[Layout dataset entries]
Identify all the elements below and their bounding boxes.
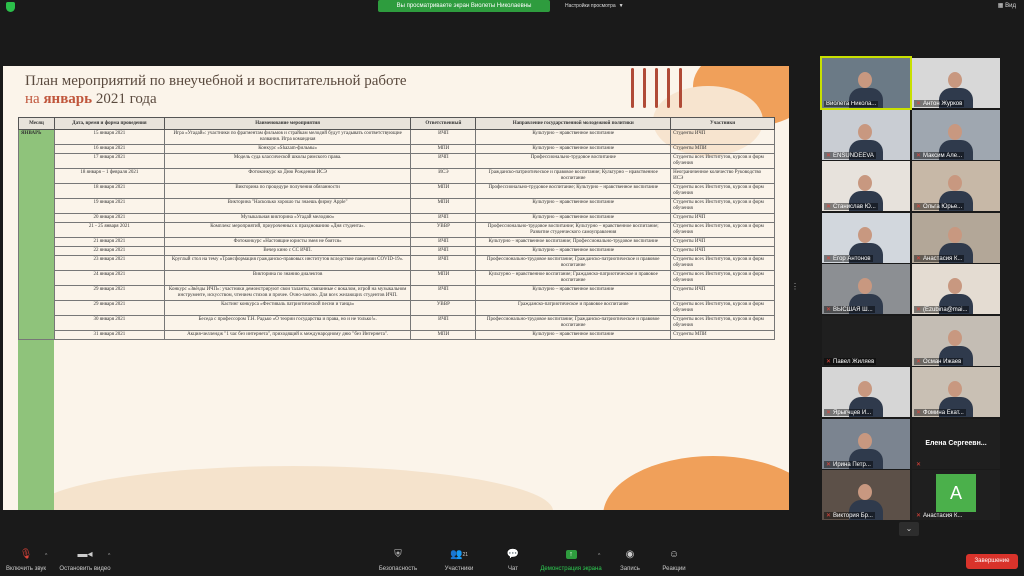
cell-date: 29 января 2021 xyxy=(54,286,164,301)
camera-icon: ▬◂ xyxy=(77,549,93,560)
participant-name xyxy=(824,409,873,416)
participant-name xyxy=(914,512,964,519)
record-icon: ◉ xyxy=(625,549,635,560)
view-options-label: Настройки просмотра xyxy=(565,3,616,9)
participants-count: 21 xyxy=(462,552,468,558)
security-button[interactable]: ⛨ Безопасность xyxy=(374,548,422,576)
cell-part: Неограниченное количество Руководство ИСЭ xyxy=(671,169,775,184)
microphone-muted-icon: ✕ xyxy=(916,513,922,519)
microphone-muted-icon: ✕ xyxy=(826,410,832,416)
cell-dir: Культурно – нравственное воспитание xyxy=(476,286,671,301)
person-head xyxy=(948,72,962,88)
table-row xyxy=(19,214,775,223)
participant-tile[interactable] xyxy=(912,470,1000,520)
participant-name xyxy=(824,203,878,210)
chevron-down-icon: ⌄ xyxy=(905,524,913,533)
cell-dir: Профессионально-трудовое воспитание; Гражданско-патриотическое и правовое воспитание xyxy=(476,316,671,331)
person-head xyxy=(948,227,962,243)
participant-tile[interactable] xyxy=(822,110,910,160)
cell-date: 29 января 2021 xyxy=(54,301,164,316)
cell-name: Музыкальная викторина «Угадай мелодию» xyxy=(164,214,411,223)
cell-dir: Культурно – нравственное воспитание xyxy=(476,199,671,214)
table-row xyxy=(19,271,775,286)
security-shield-icon[interactable] xyxy=(6,2,15,12)
table-row xyxy=(19,184,775,199)
audio-options-caret[interactable]: ^ xyxy=(45,553,48,559)
participant-tile[interactable] xyxy=(912,110,1000,160)
participant-name xyxy=(914,255,964,262)
participant-name-text: Виктория Бр... xyxy=(833,513,873,519)
cell-dir: Гражданско-патриотическое и правовое воспитание xyxy=(476,301,671,316)
microphone-muted-icon: ✕ xyxy=(916,461,922,468)
cell-part: Студенты всех Институтов, курсов и форм обучения xyxy=(671,301,775,316)
column-header: Наименование мероприятия xyxy=(164,118,411,130)
participant-name-text: Ирина Петр... xyxy=(833,461,871,468)
events-table xyxy=(18,117,775,340)
person-head xyxy=(948,124,962,140)
decor-blob xyxy=(33,466,553,510)
participant-name-text: ВЫСШАЯ Ш... xyxy=(833,307,873,313)
cell-resp: МПИ xyxy=(411,271,476,286)
participant-name-text: Ольга Юрье... xyxy=(923,204,963,210)
cell-resp: МПИ xyxy=(411,331,476,340)
participant-name xyxy=(824,152,876,159)
table-row xyxy=(19,223,775,238)
cell-resp: МПИ xyxy=(411,199,476,214)
participant-name xyxy=(914,100,964,107)
microphone-muted-icon: ✕ xyxy=(916,410,922,416)
cell-resp: УВВР xyxy=(411,301,476,316)
reactions-icon: ☺ xyxy=(668,549,680,560)
participant-tile[interactable] xyxy=(822,316,910,366)
cell-name: Конкурс «Shazam-фильмы» xyxy=(164,145,411,154)
cell-part: Студенты МПИ xyxy=(671,331,775,340)
column-header: Месяц xyxy=(19,118,55,130)
participant-name xyxy=(824,255,873,262)
participant-tile[interactable] xyxy=(822,470,910,520)
cell-dir: Культурно – нравственное воспитание xyxy=(476,145,671,154)
participant-tile[interactable] xyxy=(912,264,1000,314)
chevron-down-icon: ▼ xyxy=(618,3,624,9)
person-head xyxy=(858,433,872,449)
cell-date: 15 января 2021 xyxy=(54,130,164,145)
participant-name-text: Антон Журков xyxy=(923,101,963,107)
person-head xyxy=(858,484,872,500)
reactions-button[interactable]: ☺ Реакции xyxy=(656,548,692,576)
cell-name: Модель суда классической школы римского права. xyxy=(164,154,411,169)
cell-name: Кастинг конкурса «Фестиваль патриотической песни и танца» xyxy=(164,301,411,316)
participant-name xyxy=(824,101,878,107)
cell-date: 20 января 2021 xyxy=(54,214,164,223)
top-bar xyxy=(0,0,1024,14)
video-options-caret[interactable]: ^ xyxy=(108,553,111,559)
person-head xyxy=(858,124,872,140)
cell-part: Студенты ИЧП xyxy=(671,214,775,223)
participant-name-text: Виолета Никола... xyxy=(826,101,877,107)
cell-part: Студенты всех Институтов, курсов и форм обучения xyxy=(671,256,775,271)
table-row xyxy=(19,130,775,145)
cell-resp: ИЧП xyxy=(411,247,476,256)
cell-part: Студенты всех Институтов, курсов и форм обучения xyxy=(671,316,775,331)
cell-resp: ИЧП xyxy=(411,214,476,223)
slide-title xyxy=(25,72,407,108)
cell-dir: Культурно – нравственное воспитание xyxy=(476,331,671,340)
table-row xyxy=(19,169,775,184)
person-head xyxy=(948,381,962,397)
cell-resp: ИЧП xyxy=(411,286,476,301)
table-row xyxy=(19,238,775,247)
table-row xyxy=(19,256,775,271)
table-header xyxy=(19,118,775,130)
cell-date: 24 января 2021 xyxy=(54,271,164,286)
microphone-muted-icon: ✕ xyxy=(916,101,922,107)
cell-date: 21 января 2021 xyxy=(54,238,164,247)
cell-dir: Культурно – нравственное воспитание xyxy=(476,247,671,256)
microphone-muted-icon: ✕ xyxy=(826,204,832,210)
participant-name-text: Фомина Екат... xyxy=(923,410,964,416)
cell-name: Фотоконкурс «Настоящие юристы змея не боятся» xyxy=(164,238,411,247)
column-header: Ответственный xyxy=(411,118,476,130)
share-screen-button[interactable]: ↑ Демонстрация экрана xyxy=(536,548,606,576)
cell-part: Студенты ИЧП xyxy=(671,247,775,256)
cell-resp: ИЧП xyxy=(411,238,476,247)
cell-part: Студенты ИЧП xyxy=(671,130,775,145)
cell-part: Студенты МПИ xyxy=(671,145,775,154)
microphone-muted-icon: ✕ xyxy=(826,513,832,519)
cell-part: Студенты всех Институтов, курсов и форм обучения xyxy=(671,154,775,169)
cell-part: Студенты ИЧП xyxy=(671,238,775,247)
microphone-muted-icon: ✕ xyxy=(826,152,832,159)
cell-dir: Культурно – нравственное воспитание; Профессионально-трудовое воспитание xyxy=(476,238,671,247)
month-cell: ЯНВАРЬ xyxy=(19,130,55,340)
microphone-muted-icon: ✕ xyxy=(826,307,832,313)
cell-dir: Культурно – нравственное воспитание xyxy=(476,214,671,223)
share-screen-icon: ↑ xyxy=(536,548,606,562)
microphone-muted-icon: ✕ xyxy=(916,204,922,210)
cell-part: Студенты ИЧП xyxy=(671,286,775,301)
cell-name: Викторина по процедуре получения обязанности xyxy=(164,184,411,199)
participant-name xyxy=(914,409,966,416)
avatar: A xyxy=(936,474,976,512)
participant-name-text: Павел Жиляев xyxy=(833,358,875,365)
decor-blob xyxy=(603,456,789,510)
participant-tile[interactable] xyxy=(822,161,910,211)
cell-dir: Профессионально-трудовое воспитание; Культурно – нравственное воспитание xyxy=(476,184,671,199)
cell-name: Викторина "Насколько хорошо ты знаешь фирму Apple" xyxy=(164,199,411,214)
participant-name-text: (Еzubina@mai... xyxy=(923,307,968,313)
table-row xyxy=(19,199,775,214)
participant-name xyxy=(914,152,964,159)
cell-date: 31 января 2021 xyxy=(54,331,164,340)
cell-date: 18 января 2021 xyxy=(54,184,164,199)
cell-part: Студенты всех Институтов, курсов и форм обучения xyxy=(671,184,775,199)
participant-tile[interactable] xyxy=(912,58,1000,108)
microphone-muted-icon: 🎙 xyxy=(19,549,33,560)
participant-tile[interactable] xyxy=(912,213,1000,263)
cell-part: Студенты всех Институтов, курсов и форм обучения xyxy=(671,223,775,238)
cell-dir: Культурно – нравственное воспитание xyxy=(476,130,671,145)
participant-tile[interactable] xyxy=(822,213,910,263)
cell-name: Фотоконкурс ко Дню Рождения ИСЭ xyxy=(164,169,411,184)
participant-name-text: Анастасия К... xyxy=(923,255,963,262)
table-row xyxy=(19,145,775,154)
cell-resp: ИЧП xyxy=(411,130,476,145)
chat-button[interactable]: 💬 Чат xyxy=(500,548,526,576)
participant-name xyxy=(824,358,876,365)
microphone-muted-icon: ✕ xyxy=(826,255,832,262)
participant-tile[interactable] xyxy=(822,419,910,469)
participant-name xyxy=(914,306,969,313)
slide-title-line2: на январь 2021 года xyxy=(25,91,157,107)
column-header: Направление государственной молодежной политики xyxy=(476,118,671,130)
person-head xyxy=(948,278,962,294)
mute-button[interactable]: 🎙 Включить звук xyxy=(2,548,50,576)
cell-resp: УВВР xyxy=(411,223,476,238)
cell-name: Конкурс «Звёзды ИЧП»: участники демонстрируют свои таланты, связанные с вокалом, игрой на музыкальном инструменте, искусством, чтением стихов и прочее. Очно-заочно. Для всех желающих студентов ИЧП. xyxy=(164,286,411,301)
share-options-caret[interactable]: ^ xyxy=(598,553,601,559)
table-row xyxy=(19,331,775,340)
grid-icon: ▦ xyxy=(997,3,1004,9)
person-head xyxy=(858,72,872,88)
table-row xyxy=(19,247,775,256)
participant-name xyxy=(914,358,963,365)
shared-screen xyxy=(3,66,789,510)
cell-name: Беседа с профессором Т.Н. Радько «О теории государства и права, но и не только!». xyxy=(164,316,411,331)
participant-tile[interactable] xyxy=(822,58,910,108)
participant-tile[interactable] xyxy=(912,419,1000,469)
microphone-muted-icon: ✕ xyxy=(916,255,922,262)
cell-date: 21 - 25 января 2021 xyxy=(54,223,164,238)
cell-name: Викторина по знанию диалектов xyxy=(164,271,411,286)
cell-name: Игра «Угадай»: участники по фрагментам фильмов и страйкам мелодий будут угадывать соответствующие названия. Игра командная xyxy=(164,130,411,145)
cell-resp: ИЧП xyxy=(411,256,476,271)
video-button[interactable]: ▬◂ Остановить видео xyxy=(56,548,114,576)
cell-name: Акция-челлендж "1 час без интернета", приходящий к международному дню "без Интернета". xyxy=(164,331,411,340)
splitter-handle[interactable]: ⋮ xyxy=(791,282,799,291)
cell-part: Студенты всех Институтов, курсов и форм обучения xyxy=(671,199,775,214)
gallery-scroll-down-button[interactable] xyxy=(899,522,919,536)
meeting-toolbar xyxy=(0,548,1024,576)
participant-tile[interactable] xyxy=(822,367,910,417)
microphone-muted-icon: ✕ xyxy=(826,358,832,365)
cell-date: 18 января – 1 февраля 2021 xyxy=(54,169,164,184)
cell-date: 30 января 2021 xyxy=(54,316,164,331)
cell-dir: Гражданско-патриотическое и правовое воспитание; Культурно – нравственное воспитание xyxy=(476,169,671,184)
table-row xyxy=(19,154,775,169)
microphone-muted-icon: ✕ xyxy=(826,461,832,468)
cell-resp: МПИ xyxy=(411,145,476,154)
end-meeting-button[interactable]: Завершение xyxy=(966,554,1018,569)
cell-name: Круглый стол на тему «Трансформация гражданско-правовых институтов вследствие пандемии COVID-19». xyxy=(164,256,411,271)
microphone-muted-icon: ✕ xyxy=(916,358,922,365)
table-row xyxy=(19,286,775,301)
cell-resp: ИЧП xyxy=(411,316,476,331)
slide-title-line1: План мероприятий по внеучебной и воспитательной работе xyxy=(25,73,407,89)
participant-name-text: Осман Ижаев xyxy=(923,358,962,365)
cell-date: 23 января 2021 xyxy=(54,256,164,271)
shield-icon: ⛨ xyxy=(394,549,402,560)
sharing-banner: Вы просматриваете экран Виолеты Николаевны xyxy=(378,0,550,12)
cell-part: Студенты всех Институтов, курсов и форм обучения xyxy=(671,271,775,286)
cell-resp: ИСЭ xyxy=(411,169,476,184)
person-head xyxy=(858,227,872,243)
cell-date: 17 января 2021 xyxy=(54,154,164,169)
participant-name-text: Анастасия К... xyxy=(923,513,963,519)
record-button[interactable]: ◉ Запись xyxy=(616,548,644,576)
cell-dir: Профессионально-трудовое воспитание xyxy=(476,154,671,169)
participant-name-text: ENSUNDEEVA xyxy=(833,152,874,159)
participant-name xyxy=(824,512,875,519)
view-mode-label: Вид xyxy=(1005,3,1016,9)
slide-title-month: январь xyxy=(43,91,93,107)
microphone-muted-icon: ✕ xyxy=(916,307,922,313)
microphone-muted-icon: ✕ xyxy=(916,152,922,159)
participants-icon: 👥$^{21}$ xyxy=(449,549,468,560)
participant-tile[interactable] xyxy=(912,161,1000,211)
participant-name-text: Егор Антонов xyxy=(833,255,871,262)
person-head xyxy=(948,175,962,191)
decor-stripes xyxy=(631,68,701,118)
cell-dir: Культурно – нравственное воспитание; Гражданско-патриотическое и правовое воспитание xyxy=(476,271,671,286)
column-header: Дата, время и форма проведения xyxy=(54,118,164,130)
participant-name xyxy=(824,306,875,313)
cell-date: 22 января 2021 xyxy=(54,247,164,256)
cell-name: Вечер кино с СС ИЧП. xyxy=(164,247,411,256)
table-row xyxy=(19,301,775,316)
view-mode-button[interactable] xyxy=(998,2,1016,9)
participant-name xyxy=(824,461,873,468)
cell-resp: ИЧП xyxy=(411,154,476,169)
cell-date: 19 января 2021 xyxy=(54,199,164,214)
participant-name-large: Елена Сергеевн... xyxy=(925,440,987,447)
column-header: Участники xyxy=(671,118,775,130)
person-head xyxy=(858,278,872,294)
person-head xyxy=(858,175,872,191)
cell-name: Комплекс мероприятий, приуроченных к празднованию «Дня студента». xyxy=(164,223,411,238)
participant-name-text: Максим Але... xyxy=(923,152,963,159)
person-head xyxy=(858,381,872,397)
cell-dir: Профессионально-трудовое воспитание; Культурно – нравственное воспитание; Развитие студенческого самоуправления xyxy=(476,223,671,238)
cell-date: 16 января 2021 xyxy=(54,145,164,154)
participant-tile[interactable] xyxy=(912,316,1000,366)
participant-tile[interactable] xyxy=(822,264,910,314)
cell-resp: МПИ xyxy=(411,184,476,199)
participant-name-text: Ярыгчцев И... xyxy=(833,410,872,416)
chat-icon: 💬 xyxy=(506,549,520,560)
participant-name xyxy=(914,203,964,210)
participant-tile[interactable] xyxy=(912,367,1000,417)
cell-dir: Профессионально-трудовое воспитание; Гражданско-патриотическое и правовое воспитание xyxy=(476,256,671,271)
participants-button[interactable]: 👥$^{21}$ Участники xyxy=(436,548,482,576)
person-head xyxy=(948,330,962,346)
view-options-menu[interactable] xyxy=(562,0,624,12)
table-row xyxy=(19,316,775,331)
participant-name-text: Станислав Ю... xyxy=(833,204,876,210)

### [Problem]
Output the rows starting at the line that contains "cell-date: 29 января 2021 xyxy=(54,286,164,301)" and ending at the line that contains "форм обучения xyxy=(671,301,775,316)" as a JSON list of strings, one string per line, leaving out blank lines.

### [The response]
[
  "cell-date: 29 января 2021 xyxy=(54,286,164,301)",
  "camera-icon: ▬◂ xyxy=(77,549,93,560)",
  "participant-name xyxy=(824,409,873,416)",
  "participant-name xyxy=(914,512,964,519)",
  "record-icon: ◉ xyxy=(625,549,635,560)",
  "view-options-label: Настройки просмотра xyxy=(565,3,616,9)",
  "participants-count: 21 xyxy=(462,552,468,558)",
  "security-button[interactable]: ⛨ Безопасность xyxy=(374,548,422,576)",
  "cell-part: Неограниченное количество Руководство ИСЭ xyxy=(671,169,775,184)",
  "microphone-muted-icon: ✕ xyxy=(916,513,922,519)",
  "microphone-muted-icon: ✕ xyxy=(826,410,832,416)",
  "cell-dir: Культурно – нравственное воспитание xyxy=(476,286,671,301)",
  "person-head xyxy=(948,72,962,88)",
  "table-row xyxy=(19,214,775,223)",
  "participant-tile[interactable] xyxy=(912,470,1000,520)",
  "participant-name xyxy=(824,203,878,210)",
  "chevron-down-icon: ⌄ xyxy=(905,524,913,533)",
  "cell-dir: Профессионально-трудовое воспитание; Гражданско-патриотическое и правовое воспитание xyxy=(476,316,671,331)",
  "person-head xyxy=(948,227,962,243)",
  "participant-tile[interactable] xyxy=(822,110,910,160)",
  "cell-date: 29 января 2021 xyxy=(54,301,164,316)",
  "cell-name: Музыкальная викторина «Угадай мелодию» xyxy=(164,214,411,223)",
  "cell-dir: Культурно – нравственное воспитание xyxy=(476,199,671,214)",
  "table-row xyxy=(19,271,775,286)",
  "security-shield-icon[interactable] xyxy=(6,2,15,12)",
  "table-row xyxy=(19,184,775,199)",
  "audio-options-caret[interactable]: ^ xyxy=(45,553,48,559)",
  "participant-tile[interactable] xyxy=(912,110,1000,160)",
  "participant-name xyxy=(914,255,964,262)",
  "participant-name-text: Виктория Бр... xyxy=(833,513,873,519)",
  "cell-dir: Гражданско-патриотическое и правовое воспитание xyxy=(476,301,671,316)",
  "microphone-muted-icon: ✕ xyxy=(916,461,922,468)",
  "cell-part: Студенты всех Институтов, курсов и форм обучения xyxy=(671,301,775,316)"
]